* _Dataset records_:
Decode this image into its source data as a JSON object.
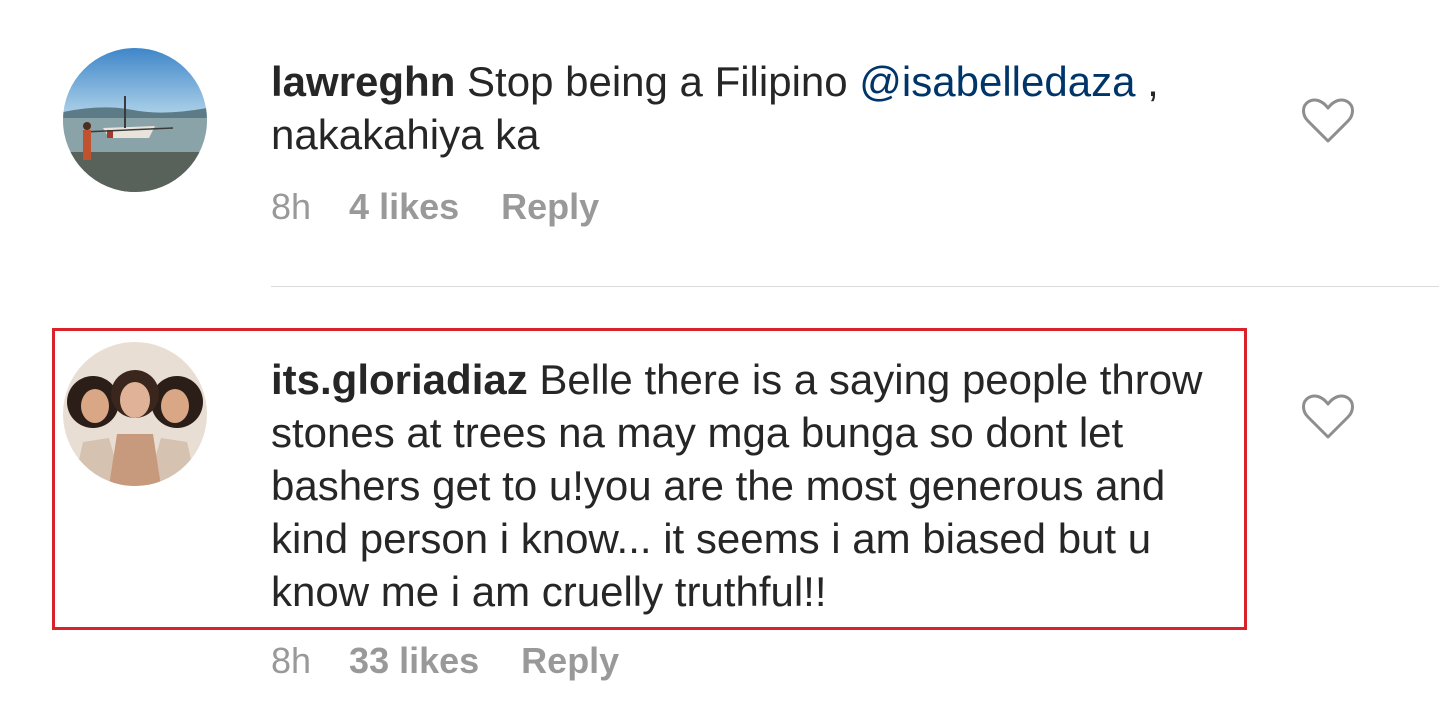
{
  "comments": [
    {
      "username": "lawreghn",
      "text_before": " Stop being a Filipino ",
      "mention": "@isabelledaza",
      "text_after": " , nakakahiya ka",
      "time": "8h",
      "likes": "4 likes",
      "reply": "Reply",
      "avatar_icon": "beach-boat-photo"
    },
    {
      "username": "its.gloriadiaz",
      "text_before": " Belle there is a saying people throw stones at trees na may mga bunga so dont let bashers get to u!you are the most generous and kind person i know... it seems i am biased but u know me i am cruelly truthful!!",
      "time": "8h",
      "likes": "33 likes",
      "reply": "Reply",
      "avatar_icon": "three-women-photo"
    }
  ],
  "icons": {
    "like": "heart-outline-icon"
  },
  "colors": {
    "text": "#262626",
    "meta": "#999999",
    "mention": "#003569",
    "highlight_border": "#d9222a",
    "divider": "#dbdbdb"
  }
}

* _GIVEN INSTRUCTION_: Skip the images and write out the rest of the listing exactly.

* _OUTPUT BELOW_:
Decode this image into its source data as a JSON object.
{
  "comments": [
    {
      "username": "lawreghn",
      "text_before": " Stop being a Filipino ",
      "mention": "@isabelledaza",
      "text_after": " , nakakahiya ka",
      "time": "8h",
      "likes": "4 likes",
      "reply": "Reply",
      "avatar_icon": "beach-boat-photo"
    },
    {
      "username": "its.gloriadiaz",
      "text_before": " Belle there is a saying people throw stones at trees na may mga bunga so dont let bashers get to u!you are the most generous and kind person i know... it seems i am biased but u know me i am cruelly truthful!!",
      "time": "8h",
      "likes": "33 likes",
      "reply": "Reply",
      "avatar_icon": "three-women-photo"
    }
  ],
  "icons": {
    "like": "heart-outline-icon"
  },
  "colors": {
    "text": "#262626",
    "meta": "#999999",
    "mention": "#003569",
    "highlight_border": "#d9222a",
    "divider": "#dbdbdb"
  }
}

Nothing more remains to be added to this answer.